**WHAT THE TASK ASKS:** Read through the data and report every line in which the word "nome" occurs.

**Collection entries:**
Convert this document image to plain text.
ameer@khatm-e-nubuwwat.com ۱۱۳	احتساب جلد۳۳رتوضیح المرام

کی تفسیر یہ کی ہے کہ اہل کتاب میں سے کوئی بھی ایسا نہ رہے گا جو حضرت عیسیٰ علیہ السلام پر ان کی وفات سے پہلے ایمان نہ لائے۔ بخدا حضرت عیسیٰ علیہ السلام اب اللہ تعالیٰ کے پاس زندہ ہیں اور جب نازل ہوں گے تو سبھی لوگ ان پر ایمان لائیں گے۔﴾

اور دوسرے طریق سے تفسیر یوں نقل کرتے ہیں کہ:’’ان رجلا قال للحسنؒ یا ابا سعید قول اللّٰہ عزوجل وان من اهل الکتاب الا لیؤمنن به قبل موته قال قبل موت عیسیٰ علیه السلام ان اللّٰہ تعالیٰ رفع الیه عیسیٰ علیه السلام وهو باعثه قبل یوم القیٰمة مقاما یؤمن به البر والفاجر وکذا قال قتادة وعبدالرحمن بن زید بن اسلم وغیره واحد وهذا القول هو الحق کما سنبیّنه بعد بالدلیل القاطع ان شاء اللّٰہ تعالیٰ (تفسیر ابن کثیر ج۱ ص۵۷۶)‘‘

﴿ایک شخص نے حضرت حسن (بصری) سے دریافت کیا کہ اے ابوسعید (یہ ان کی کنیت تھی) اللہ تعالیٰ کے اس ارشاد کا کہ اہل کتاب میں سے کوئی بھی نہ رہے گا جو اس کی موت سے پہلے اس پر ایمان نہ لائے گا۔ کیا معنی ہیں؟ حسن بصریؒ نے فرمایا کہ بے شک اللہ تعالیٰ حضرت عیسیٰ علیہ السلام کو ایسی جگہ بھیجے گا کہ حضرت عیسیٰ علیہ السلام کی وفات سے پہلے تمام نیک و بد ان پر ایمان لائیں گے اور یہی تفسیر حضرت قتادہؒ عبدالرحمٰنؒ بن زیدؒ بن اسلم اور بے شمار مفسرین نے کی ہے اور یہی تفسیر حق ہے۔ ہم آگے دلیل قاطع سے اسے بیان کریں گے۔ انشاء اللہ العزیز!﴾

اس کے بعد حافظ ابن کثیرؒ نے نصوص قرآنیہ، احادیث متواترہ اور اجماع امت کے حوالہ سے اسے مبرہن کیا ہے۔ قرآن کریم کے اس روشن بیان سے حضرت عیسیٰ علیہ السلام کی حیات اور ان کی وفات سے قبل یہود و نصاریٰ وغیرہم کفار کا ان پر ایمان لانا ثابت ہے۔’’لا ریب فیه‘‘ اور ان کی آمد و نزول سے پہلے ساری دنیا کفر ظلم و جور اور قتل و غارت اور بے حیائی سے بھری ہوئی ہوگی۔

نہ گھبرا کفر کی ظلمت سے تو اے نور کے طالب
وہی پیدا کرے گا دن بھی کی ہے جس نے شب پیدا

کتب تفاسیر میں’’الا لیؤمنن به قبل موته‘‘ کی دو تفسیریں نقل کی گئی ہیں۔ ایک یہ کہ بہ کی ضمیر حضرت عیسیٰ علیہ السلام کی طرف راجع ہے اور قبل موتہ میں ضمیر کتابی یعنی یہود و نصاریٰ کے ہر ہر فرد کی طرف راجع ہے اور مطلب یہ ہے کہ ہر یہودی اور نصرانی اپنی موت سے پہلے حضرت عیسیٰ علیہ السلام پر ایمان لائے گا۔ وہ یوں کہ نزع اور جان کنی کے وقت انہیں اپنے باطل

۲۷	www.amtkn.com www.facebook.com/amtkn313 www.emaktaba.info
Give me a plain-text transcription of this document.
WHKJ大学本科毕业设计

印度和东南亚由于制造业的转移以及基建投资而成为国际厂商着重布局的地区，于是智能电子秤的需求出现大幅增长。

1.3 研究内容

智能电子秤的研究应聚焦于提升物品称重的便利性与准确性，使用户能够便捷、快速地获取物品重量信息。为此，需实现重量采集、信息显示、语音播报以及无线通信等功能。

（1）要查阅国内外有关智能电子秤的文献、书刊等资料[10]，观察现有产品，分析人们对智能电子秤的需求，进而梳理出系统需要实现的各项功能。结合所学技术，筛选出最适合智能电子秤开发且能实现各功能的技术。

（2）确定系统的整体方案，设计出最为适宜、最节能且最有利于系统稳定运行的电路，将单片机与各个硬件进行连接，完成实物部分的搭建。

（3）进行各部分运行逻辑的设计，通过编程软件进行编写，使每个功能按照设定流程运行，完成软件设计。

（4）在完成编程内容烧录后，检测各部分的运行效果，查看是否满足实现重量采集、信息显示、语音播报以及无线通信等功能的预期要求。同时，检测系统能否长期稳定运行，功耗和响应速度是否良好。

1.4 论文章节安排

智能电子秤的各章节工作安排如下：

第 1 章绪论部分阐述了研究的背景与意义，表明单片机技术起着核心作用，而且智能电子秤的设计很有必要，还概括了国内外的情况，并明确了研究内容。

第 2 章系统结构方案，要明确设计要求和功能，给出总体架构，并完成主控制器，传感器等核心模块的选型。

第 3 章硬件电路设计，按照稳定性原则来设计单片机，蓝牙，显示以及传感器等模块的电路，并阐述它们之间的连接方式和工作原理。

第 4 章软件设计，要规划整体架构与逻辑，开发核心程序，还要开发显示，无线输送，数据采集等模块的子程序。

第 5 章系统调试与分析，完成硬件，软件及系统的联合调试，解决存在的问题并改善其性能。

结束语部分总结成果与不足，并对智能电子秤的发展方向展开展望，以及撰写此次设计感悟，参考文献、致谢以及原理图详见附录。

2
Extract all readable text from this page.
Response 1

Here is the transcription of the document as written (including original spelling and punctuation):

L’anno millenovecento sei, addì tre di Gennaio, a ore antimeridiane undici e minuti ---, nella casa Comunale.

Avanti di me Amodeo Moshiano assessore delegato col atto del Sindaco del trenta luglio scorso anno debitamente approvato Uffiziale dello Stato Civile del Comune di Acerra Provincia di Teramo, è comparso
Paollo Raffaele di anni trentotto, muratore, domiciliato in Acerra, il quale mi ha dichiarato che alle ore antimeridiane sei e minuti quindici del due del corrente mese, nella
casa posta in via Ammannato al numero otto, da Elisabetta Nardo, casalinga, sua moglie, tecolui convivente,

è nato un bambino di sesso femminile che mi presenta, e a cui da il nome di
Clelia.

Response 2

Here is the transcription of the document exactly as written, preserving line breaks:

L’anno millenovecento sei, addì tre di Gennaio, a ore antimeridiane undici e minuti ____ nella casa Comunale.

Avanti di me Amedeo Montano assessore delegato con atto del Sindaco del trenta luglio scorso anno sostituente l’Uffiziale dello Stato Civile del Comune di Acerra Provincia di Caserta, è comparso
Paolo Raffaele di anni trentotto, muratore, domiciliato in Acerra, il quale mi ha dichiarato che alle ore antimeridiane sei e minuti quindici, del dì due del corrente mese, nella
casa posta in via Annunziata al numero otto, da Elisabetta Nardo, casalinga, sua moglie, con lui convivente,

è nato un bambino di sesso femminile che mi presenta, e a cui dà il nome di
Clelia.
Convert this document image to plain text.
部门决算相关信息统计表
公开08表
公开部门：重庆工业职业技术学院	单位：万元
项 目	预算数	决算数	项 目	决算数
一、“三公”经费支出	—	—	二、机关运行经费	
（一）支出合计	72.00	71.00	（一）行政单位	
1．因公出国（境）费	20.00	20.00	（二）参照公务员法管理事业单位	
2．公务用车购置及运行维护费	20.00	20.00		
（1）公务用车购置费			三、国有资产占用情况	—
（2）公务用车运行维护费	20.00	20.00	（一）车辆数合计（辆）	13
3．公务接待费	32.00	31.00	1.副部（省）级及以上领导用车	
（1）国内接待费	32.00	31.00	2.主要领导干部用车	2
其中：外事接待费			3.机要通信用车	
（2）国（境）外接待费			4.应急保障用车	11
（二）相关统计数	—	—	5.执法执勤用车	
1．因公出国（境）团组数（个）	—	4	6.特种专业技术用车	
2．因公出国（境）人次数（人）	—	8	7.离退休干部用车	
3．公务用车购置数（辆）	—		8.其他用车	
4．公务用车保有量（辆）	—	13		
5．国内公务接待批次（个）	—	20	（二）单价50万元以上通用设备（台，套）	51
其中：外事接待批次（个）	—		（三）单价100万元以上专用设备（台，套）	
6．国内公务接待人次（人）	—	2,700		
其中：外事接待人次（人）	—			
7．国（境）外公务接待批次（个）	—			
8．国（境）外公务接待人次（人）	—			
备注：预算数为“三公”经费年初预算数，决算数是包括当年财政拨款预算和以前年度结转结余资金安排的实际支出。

**EXERCISE RESPONSE:**
è nato un bambino di sesso femminile che mi presenta, e a cui da il nome di
è nato un bambino di sesso femminile che mi presenta, e a cui dà il nome di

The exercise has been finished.